# DATA SUPPLIED start
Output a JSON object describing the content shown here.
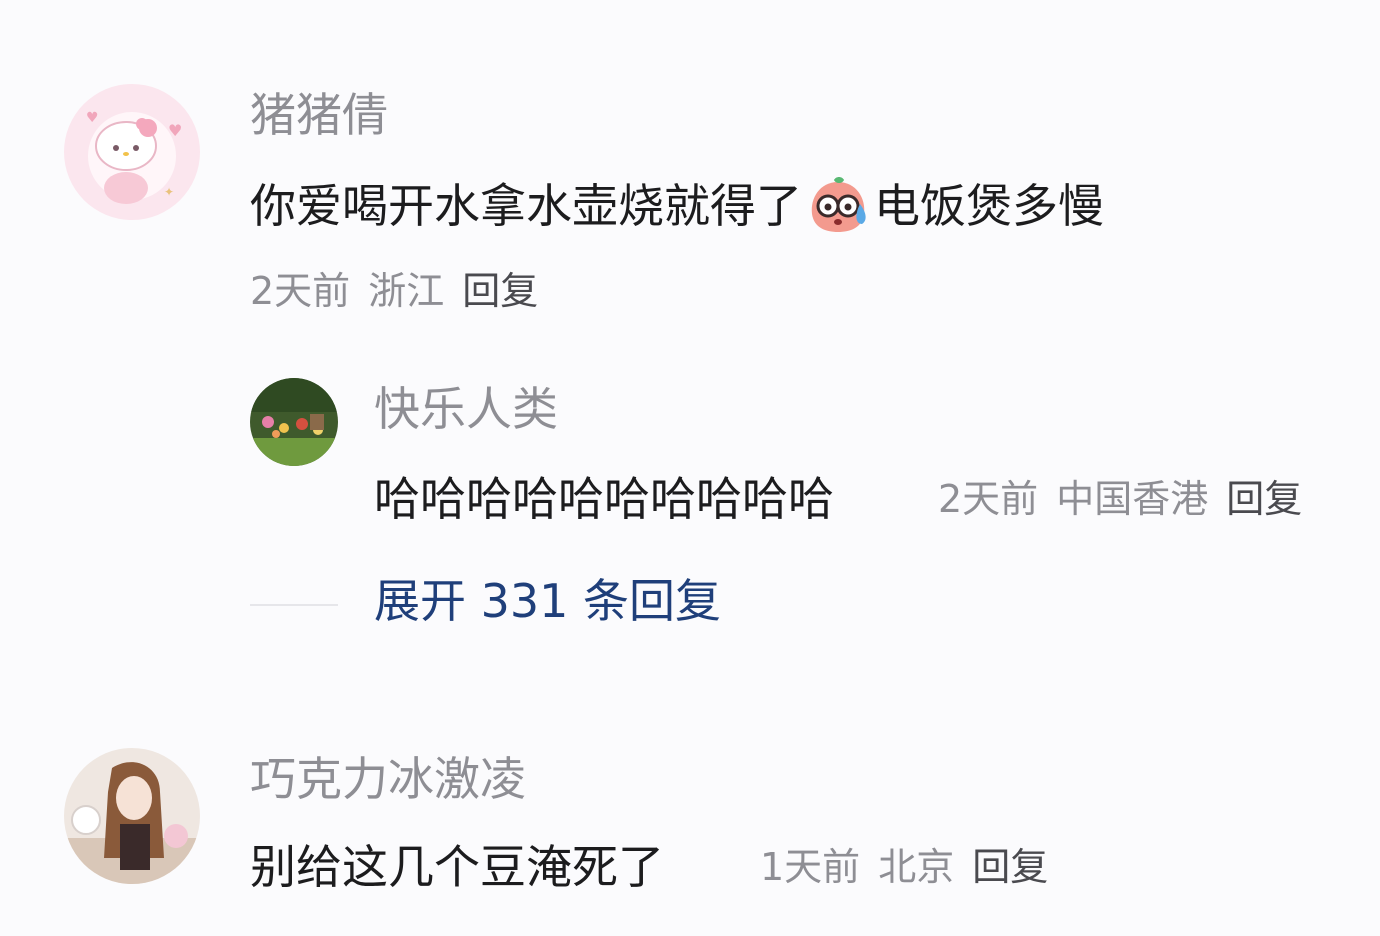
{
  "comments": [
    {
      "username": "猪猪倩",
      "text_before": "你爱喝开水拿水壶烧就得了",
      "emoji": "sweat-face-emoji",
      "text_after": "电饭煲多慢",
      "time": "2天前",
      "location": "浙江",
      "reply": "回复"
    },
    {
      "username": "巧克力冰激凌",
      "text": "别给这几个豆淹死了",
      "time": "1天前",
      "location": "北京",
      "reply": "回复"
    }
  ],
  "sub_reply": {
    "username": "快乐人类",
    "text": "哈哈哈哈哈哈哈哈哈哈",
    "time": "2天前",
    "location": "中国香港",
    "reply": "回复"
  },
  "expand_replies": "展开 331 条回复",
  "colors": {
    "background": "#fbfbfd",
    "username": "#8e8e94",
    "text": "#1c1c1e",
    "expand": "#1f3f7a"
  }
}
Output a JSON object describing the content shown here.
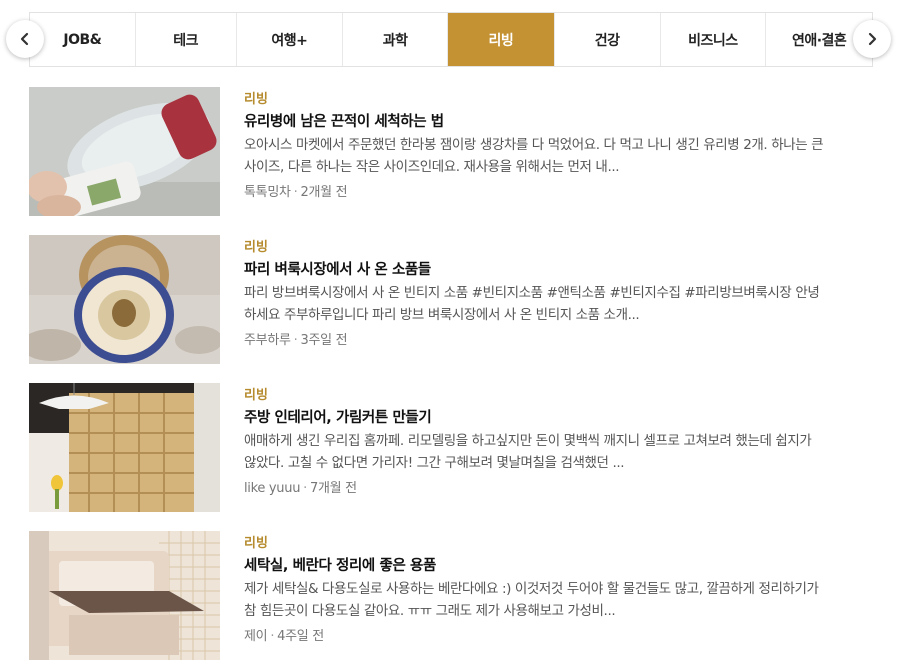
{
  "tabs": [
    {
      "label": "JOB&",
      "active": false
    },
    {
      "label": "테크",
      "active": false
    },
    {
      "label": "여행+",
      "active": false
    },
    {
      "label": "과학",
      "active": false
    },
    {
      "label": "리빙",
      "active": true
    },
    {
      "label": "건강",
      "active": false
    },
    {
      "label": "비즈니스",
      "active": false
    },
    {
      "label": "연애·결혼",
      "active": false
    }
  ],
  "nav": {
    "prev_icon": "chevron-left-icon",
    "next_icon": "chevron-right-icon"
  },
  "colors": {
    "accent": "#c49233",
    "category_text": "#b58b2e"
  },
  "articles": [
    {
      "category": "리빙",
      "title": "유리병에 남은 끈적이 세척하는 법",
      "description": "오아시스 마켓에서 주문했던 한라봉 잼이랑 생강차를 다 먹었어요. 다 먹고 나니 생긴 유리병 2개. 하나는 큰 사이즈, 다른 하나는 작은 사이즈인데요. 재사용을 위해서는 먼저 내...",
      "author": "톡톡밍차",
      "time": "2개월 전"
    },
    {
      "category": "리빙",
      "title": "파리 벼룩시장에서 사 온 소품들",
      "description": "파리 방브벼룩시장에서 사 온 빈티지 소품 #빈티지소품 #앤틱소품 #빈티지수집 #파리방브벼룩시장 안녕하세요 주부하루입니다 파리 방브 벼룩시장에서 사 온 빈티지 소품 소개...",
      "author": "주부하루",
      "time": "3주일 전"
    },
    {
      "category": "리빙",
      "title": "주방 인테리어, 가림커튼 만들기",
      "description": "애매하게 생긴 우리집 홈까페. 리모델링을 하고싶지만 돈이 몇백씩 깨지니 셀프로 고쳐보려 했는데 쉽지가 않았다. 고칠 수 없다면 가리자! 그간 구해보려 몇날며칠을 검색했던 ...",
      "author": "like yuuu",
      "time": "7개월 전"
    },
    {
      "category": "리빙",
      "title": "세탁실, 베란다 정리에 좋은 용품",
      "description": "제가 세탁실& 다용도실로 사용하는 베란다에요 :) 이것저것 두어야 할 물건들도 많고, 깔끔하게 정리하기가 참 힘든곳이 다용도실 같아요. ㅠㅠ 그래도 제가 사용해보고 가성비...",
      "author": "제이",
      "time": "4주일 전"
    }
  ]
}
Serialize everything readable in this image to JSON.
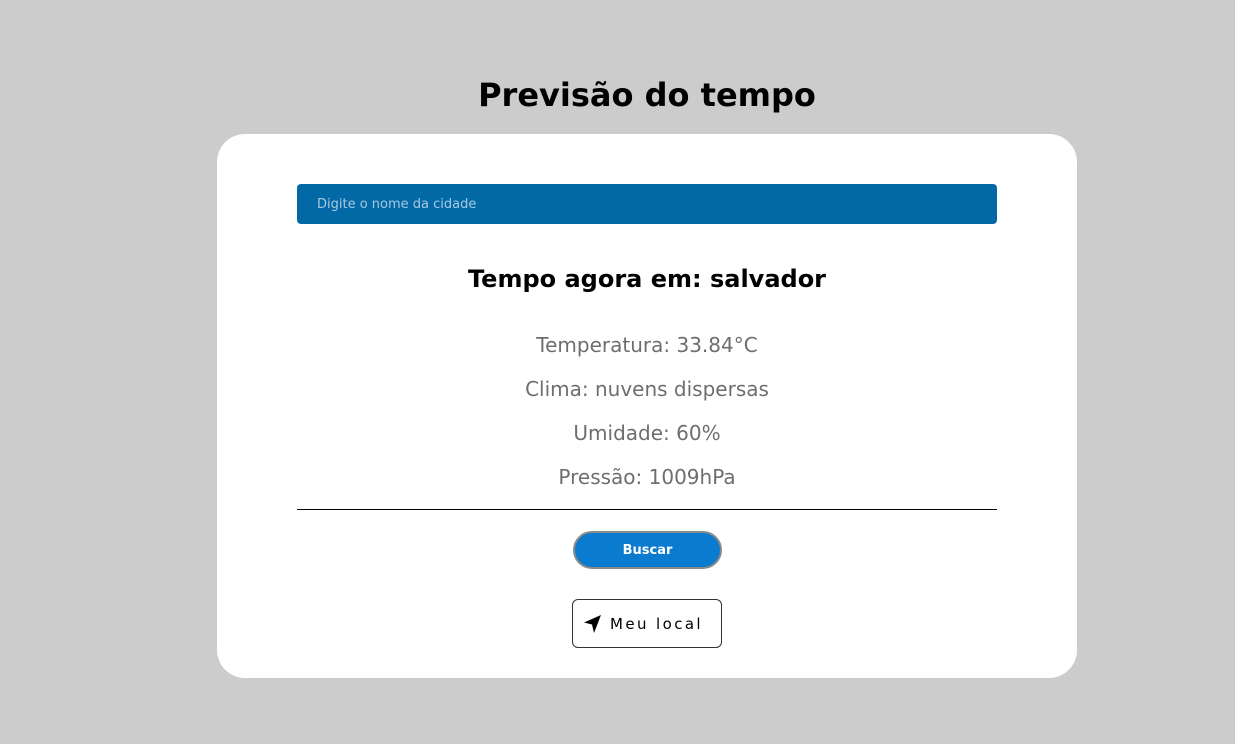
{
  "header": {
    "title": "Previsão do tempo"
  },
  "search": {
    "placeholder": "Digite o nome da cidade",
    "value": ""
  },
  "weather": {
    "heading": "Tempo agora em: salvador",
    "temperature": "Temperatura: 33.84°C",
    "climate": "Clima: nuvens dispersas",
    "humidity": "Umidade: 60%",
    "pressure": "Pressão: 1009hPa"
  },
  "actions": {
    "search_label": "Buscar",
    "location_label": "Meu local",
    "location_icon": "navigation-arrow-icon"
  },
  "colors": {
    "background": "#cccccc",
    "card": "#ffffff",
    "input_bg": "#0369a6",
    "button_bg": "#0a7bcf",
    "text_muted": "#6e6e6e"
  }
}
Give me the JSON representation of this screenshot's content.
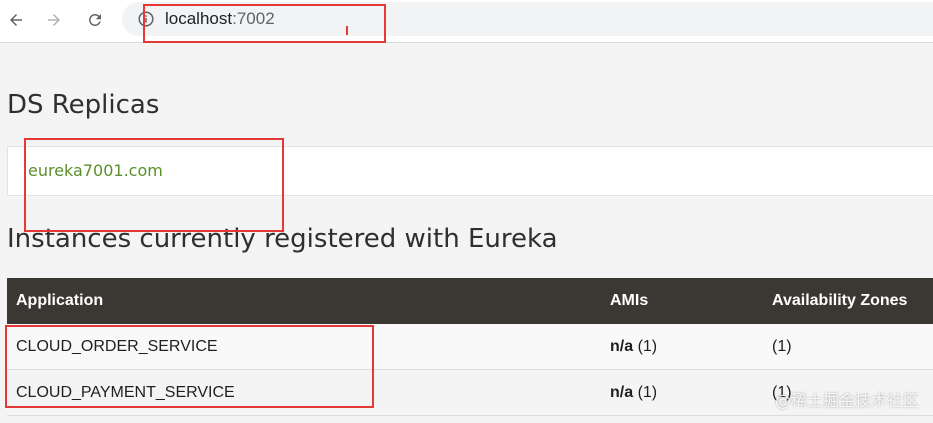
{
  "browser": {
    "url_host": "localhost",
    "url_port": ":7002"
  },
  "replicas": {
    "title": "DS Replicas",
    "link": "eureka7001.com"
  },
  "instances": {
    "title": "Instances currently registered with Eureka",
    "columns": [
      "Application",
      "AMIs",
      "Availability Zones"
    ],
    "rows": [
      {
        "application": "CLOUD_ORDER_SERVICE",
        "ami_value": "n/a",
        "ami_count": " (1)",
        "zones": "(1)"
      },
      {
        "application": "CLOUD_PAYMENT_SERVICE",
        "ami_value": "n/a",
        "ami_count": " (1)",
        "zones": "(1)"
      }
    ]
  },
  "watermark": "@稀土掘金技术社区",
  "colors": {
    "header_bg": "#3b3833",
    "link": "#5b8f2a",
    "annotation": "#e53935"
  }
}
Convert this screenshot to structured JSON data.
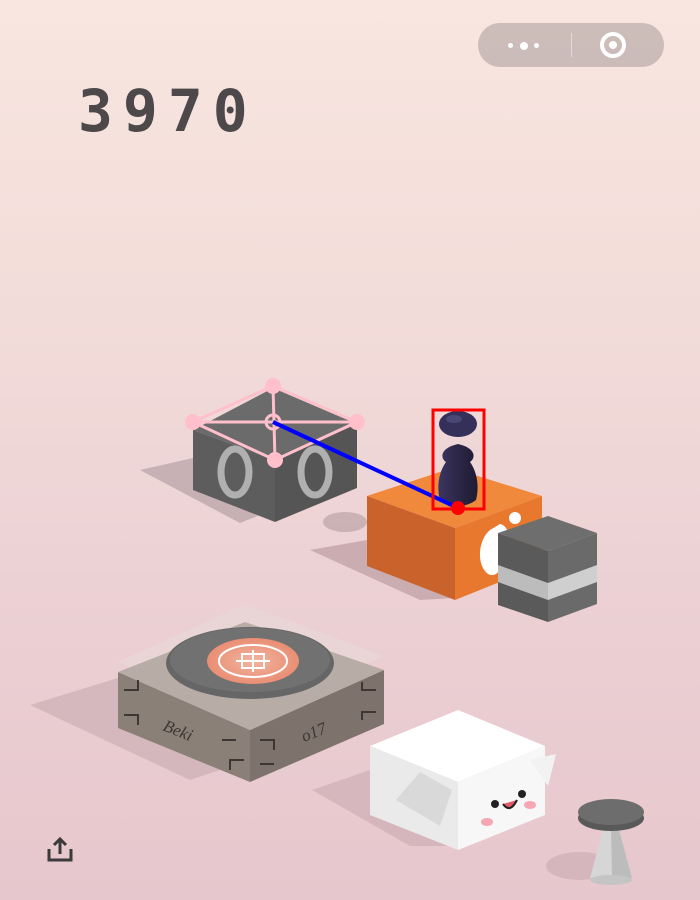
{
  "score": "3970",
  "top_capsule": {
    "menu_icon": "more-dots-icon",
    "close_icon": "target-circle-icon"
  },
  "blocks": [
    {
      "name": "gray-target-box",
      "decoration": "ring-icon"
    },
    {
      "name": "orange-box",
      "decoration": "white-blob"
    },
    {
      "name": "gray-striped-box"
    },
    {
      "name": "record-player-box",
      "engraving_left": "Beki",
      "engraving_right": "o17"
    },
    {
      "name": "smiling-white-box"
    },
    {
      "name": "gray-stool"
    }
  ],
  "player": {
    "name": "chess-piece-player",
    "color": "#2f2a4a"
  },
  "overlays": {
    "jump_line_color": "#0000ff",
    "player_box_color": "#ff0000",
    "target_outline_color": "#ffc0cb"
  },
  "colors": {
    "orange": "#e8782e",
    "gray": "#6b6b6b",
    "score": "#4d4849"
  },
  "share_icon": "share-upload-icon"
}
# DATA SUPPLIED end
INSTRUCTIONS FOR THE TASK:
Leave the pictures out and print the records above exactly as they stand.

FINAL ANSWER:
Output a JSON object describing the content shown here.
{
  "comments": [
    {
      "username": "猪猪倩",
      "text_before": "你爱喝开水拿水壶烧就得了",
      "emoji": "sweat-face-emoji",
      "text_after": "电饭煲多慢",
      "time": "2天前",
      "location": "浙江",
      "reply": "回复"
    },
    {
      "username": "巧克力冰激凌",
      "text": "别给这几个豆淹死了",
      "time": "1天前",
      "location": "北京",
      "reply": "回复"
    }
  ],
  "sub_reply": {
    "username": "快乐人类",
    "text": "哈哈哈哈哈哈哈哈哈哈",
    "time": "2天前",
    "location": "中国香港",
    "reply": "回复"
  },
  "expand_replies": "展开 331 条回复",
  "colors": {
    "background": "#fbfbfd",
    "username": "#8e8e94",
    "text": "#1c1c1e",
    "expand": "#1f3f7a"
  }
}
Output a JSON object describing the content shown here.
{
  "tabs": [
    {
      "label": "JOB&",
      "active": false
    },
    {
      "label": "테크",
      "active": false
    },
    {
      "label": "여행+",
      "active": false
    },
    {
      "label": "과학",
      "active": false
    },
    {
      "label": "리빙",
      "active": true
    },
    {
      "label": "건강",
      "active": false
    },
    {
      "label": "비즈니스",
      "active": false
    },
    {
      "label": "연애·결혼",
      "active": false
    }
  ],
  "nav": {
    "prev_icon": "chevron-left-icon",
    "next_icon": "chevron-right-icon"
  },
  "colors": {
    "accent": "#c49233",
    "category_text": "#b58b2e"
  },
  "articles": [
    {
      "category": "리빙",
      "title": "유리병에 남은 끈적이 세척하는 법",
      "description": "오아시스 마켓에서 주문했던 한라봉 잼이랑 생강차를 다 먹었어요. 다 먹고 나니 생긴 유리병 2개. 하나는 큰 사이즈, 다른 하나는 작은 사이즈인데요. 재사용을 위해서는 먼저 내...",
      "author": "톡톡밍차",
      "time": "2개월 전"
    },
    {
      "category": "리빙",
      "title": "파리 벼룩시장에서 사 온 소품들",
      "description": "파리 방브벼룩시장에서 사 온 빈티지 소품 #빈티지소품 #앤틱소품 #빈티지수집 #파리방브벼룩시장 안녕하세요 주부하루입니다 파리 방브 벼룩시장에서 사 온 빈티지 소품 소개...",
      "author": "주부하루",
      "time": "3주일 전"
    },
    {
      "category": "리빙",
      "title": "주방 인테리어, 가림커튼 만들기",
      "description": "애매하게 생긴 우리집 홈까페. 리모델링을 하고싶지만 돈이 몇백씩 깨지니 셀프로 고쳐보려 했는데 쉽지가 않았다. 고칠 수 없다면 가리자! 그간 구해보려 몇날며칠을 검색했던 ...",
      "author": "like yuuu",
      "time": "7개월 전"
    },
    {
      "category": "리빙",
      "title": "세탁실, 베란다 정리에 좋은 용품",
      "description": "제가 세탁실& 다용도실로 사용하는 베란다에요 :) 이것저것 두어야 할 물건들도 많고, 깔끔하게 정리하기가 참 힘든곳이 다용도실 같아요. ㅠㅠ 그래도 제가 사용해보고 가성비...",
      "author": "제이",
      "time": "4주일 전"
    }
  ]
}
Serialize everything readable in this image to JSON.
{
  "header": {
    "title": "Previsão do tempo"
  },
  "search": {
    "placeholder": "Digite o nome da cidade",
    "value": ""
  },
  "weather": {
    "heading": "Tempo agora em: salvador",
    "temperature": "Temperatura: 33.84°C",
    "climate": "Clima: nuvens dispersas",
    "humidity": "Umidade: 60%",
    "pressure": "Pressão: 1009hPa"
  },
  "actions": {
    "search_label": "Buscar",
    "location_label": "Meu local",
    "location_icon": "navigation-arrow-icon"
  },
  "colors": {
    "background": "#cccccc",
    "card": "#ffffff",
    "input_bg": "#0369a6",
    "button_bg": "#0a7bcf",
    "text_muted": "#6e6e6e"
  }
}
Give me the JSON representation of this screenshot's content.
{
  "browser": {
    "url_host": "localhost",
    "url_port": ":7002"
  },
  "replicas": {
    "title": "DS Replicas",
    "link": "eureka7001.com"
  },
  "instances": {
    "title": "Instances currently registered with Eureka",
    "columns": [
      "Application",
      "AMIs",
      "Availability Zones"
    ],
    "rows": [
      {
        "application": "CLOUD_ORDER_SERVICE",
        "ami_value": "n/a",
        "ami_count": " (1)",
        "zones": "(1)"
      },
      {
        "application": "CLOUD_PAYMENT_SERVICE",
        "ami_value": "n/a",
        "ami_count": " (1)",
        "zones": "(1)"
      }
    ]
  },
  "watermark": "@稀土掘金技术社区",
  "colors": {
    "header_bg": "#3b3833",
    "link": "#5b8f2a",
    "annotation": "#e53935"
  }
}
Convert this screenshot to structured JSON data.
{
  "score": "3970",
  "top_capsule": {
    "menu_icon": "more-dots-icon",
    "close_icon": "target-circle-icon"
  },
  "blocks": [
    {
      "name": "gray-target-box",
      "decoration": "ring-icon"
    },
    {
      "name": "orange-box",
      "decoration": "white-blob"
    },
    {
      "name": "gray-striped-box"
    },
    {
      "name": "record-player-box",
      "engraving_left": "Beki",
      "engraving_right": "o17"
    },
    {
      "name": "smiling-white-box"
    },
    {
      "name": "gray-stool"
    }
  ],
  "player": {
    "name": "chess-piece-player",
    "color": "#2f2a4a"
  },
  "overlays": {
    "jump_line_color": "#0000ff",
    "player_box_color": "#ff0000",
    "target_outline_color": "#ffc0cb"
  },
  "colors": {
    "orange": "#e8782e",
    "gray": "#6b6b6b",
    "score": "#4d4849"
  },
  "share_icon": "share-upload-icon"
}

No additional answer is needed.